Aim of the task -
Output every entry exactly, from the first line to the last.

•••

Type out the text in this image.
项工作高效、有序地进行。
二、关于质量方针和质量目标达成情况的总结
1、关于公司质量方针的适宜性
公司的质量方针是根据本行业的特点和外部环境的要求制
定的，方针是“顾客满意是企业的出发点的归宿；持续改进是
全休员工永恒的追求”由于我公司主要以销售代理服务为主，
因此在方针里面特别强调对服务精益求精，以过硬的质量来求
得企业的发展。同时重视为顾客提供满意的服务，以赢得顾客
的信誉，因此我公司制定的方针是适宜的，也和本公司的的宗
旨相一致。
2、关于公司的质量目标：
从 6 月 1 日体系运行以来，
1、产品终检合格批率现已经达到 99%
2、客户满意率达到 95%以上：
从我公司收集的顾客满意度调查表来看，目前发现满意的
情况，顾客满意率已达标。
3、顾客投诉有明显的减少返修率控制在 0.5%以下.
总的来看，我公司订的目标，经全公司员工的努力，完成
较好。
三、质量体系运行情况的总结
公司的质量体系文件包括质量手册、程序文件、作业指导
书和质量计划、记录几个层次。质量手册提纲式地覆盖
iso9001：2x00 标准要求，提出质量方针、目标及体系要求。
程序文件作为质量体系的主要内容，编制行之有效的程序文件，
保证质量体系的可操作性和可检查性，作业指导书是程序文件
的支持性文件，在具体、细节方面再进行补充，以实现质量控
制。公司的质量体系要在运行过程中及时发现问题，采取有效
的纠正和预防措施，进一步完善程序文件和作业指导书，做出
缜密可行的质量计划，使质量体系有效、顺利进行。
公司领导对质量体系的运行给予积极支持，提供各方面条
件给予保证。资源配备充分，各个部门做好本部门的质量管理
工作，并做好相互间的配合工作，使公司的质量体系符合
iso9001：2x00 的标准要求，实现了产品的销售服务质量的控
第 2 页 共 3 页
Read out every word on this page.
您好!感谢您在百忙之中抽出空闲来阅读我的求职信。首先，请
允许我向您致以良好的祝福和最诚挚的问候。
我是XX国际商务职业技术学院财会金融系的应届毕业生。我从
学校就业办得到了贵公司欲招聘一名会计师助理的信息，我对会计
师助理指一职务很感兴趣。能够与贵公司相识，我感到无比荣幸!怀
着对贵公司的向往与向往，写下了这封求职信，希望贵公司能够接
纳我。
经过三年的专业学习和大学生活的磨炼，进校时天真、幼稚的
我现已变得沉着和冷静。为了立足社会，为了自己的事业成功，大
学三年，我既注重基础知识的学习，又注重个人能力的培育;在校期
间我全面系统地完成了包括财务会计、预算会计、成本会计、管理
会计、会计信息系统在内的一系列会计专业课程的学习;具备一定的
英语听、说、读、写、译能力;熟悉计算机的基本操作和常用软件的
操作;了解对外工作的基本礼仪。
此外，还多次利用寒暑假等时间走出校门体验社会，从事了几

•••

Result -
Type out the text in this image.
项工作高效、有序地进行。
二、关于质量方针和质量目标达成情况的总结
1、关于公司质量方针的适宜性
公司的质量方针是根据本行业的特点和外部环境的要求制
定的，方针是“顾客满意是企业的出发点的归宿；持续改进是
全休员工永恒的追求”由于我公司主要以销售代理服务为主，
因此在方针里面特别强调对服务精益求精，以过硬的质量来求
得企业的发展。同时重视为顾客提供满意的服务，以赢得顾客
的信誉，因此我公司制定的方针是适宜的，也和本公司的的宗
旨相一致。
2、关于公司的质量目标：
从 6 月 1 日体系运行以来，
1、产品终检合格批率现已经达到 99%
2、客户满意率达到 95%以上：
从我公司收集的顾客满意度调查表来看，目前发现满意的
情况，顾客满意率已达标。
3、顾客投诉有明显的减少返修率控制在 0.5%以下.
总的来看，我公司订的目标，经全公司员工的努力，完成
较好。
三、质量体系运行情况的总结
公司的质量体系文件包括质量手册、程序文件、作业指导
书和质量计划、记录几个层次。质量手册提纲式地覆盖
iso9001：2x00 标准要求，提出质量方针、目标及体系要求。
程序文件作为质量体系的主要内容，编制行之有效的程序文件，
保证质量体系的可操作性和可检查性，作业指导书是程序文件
的支持性文件，在具体、细节方面再进行补充，以实现质量控
制。公司的质量体系要在运行过程中及时发现问题，采取有效
的纠正和预防措施，进一步完善程序文件和作业指导书，做出
缜密可行的质量计划，使质量体系有效、顺利进行。
公司领导对质量体系的运行给予积极支持，提供各方面条
件给予保证。资源配备充分，各个部门做好本部门的质量管理
工作，并做好相互间的配合工作，使公司的质量体系符合
iso9001：2x00 的标准要求，实现了产品的销售服务质量的控
第 2 页 共 3 页
Read out every word on this page.
您好!感谢您在百忙之中抽出空闲来阅读我的求职信。首先，请
允许我向您致以良好的祝福和最诚挚的问候。
我是XX国际商务职业技术学院财会金融系的应届毕业生。我从
学校就业办得到了贵公司欲招聘一名会计师助理的信息，我对会计
师助理指一职务很感兴趣。能够与贵公司相识，我感到无比荣幸!怀
着对贵公司的向往与向往，写下了这封求职信，希望贵公司能够接
纳我。
经过三年的专业学习和大学生活的磨炼，进校时天真、幼稚的
我现已变得沉着和冷静。为了立足社会，为了自己的事业成功，大
学三年，我既注重基础知识的学习，又注重个人能力的培育;在校期
间我全面系统地完成了包括财务会计、预算会计、成本会计、管理
会计、会计信息系统在内的一系列会计专业课程的学习;具备一定的
英语听、说、读、写、译能力;熟悉计算机的基本操作和常用软件的
操作;了解对外工作的基本礼仪。
此外，还多次利用寒暑假等时间走出校门体验社会，从事了几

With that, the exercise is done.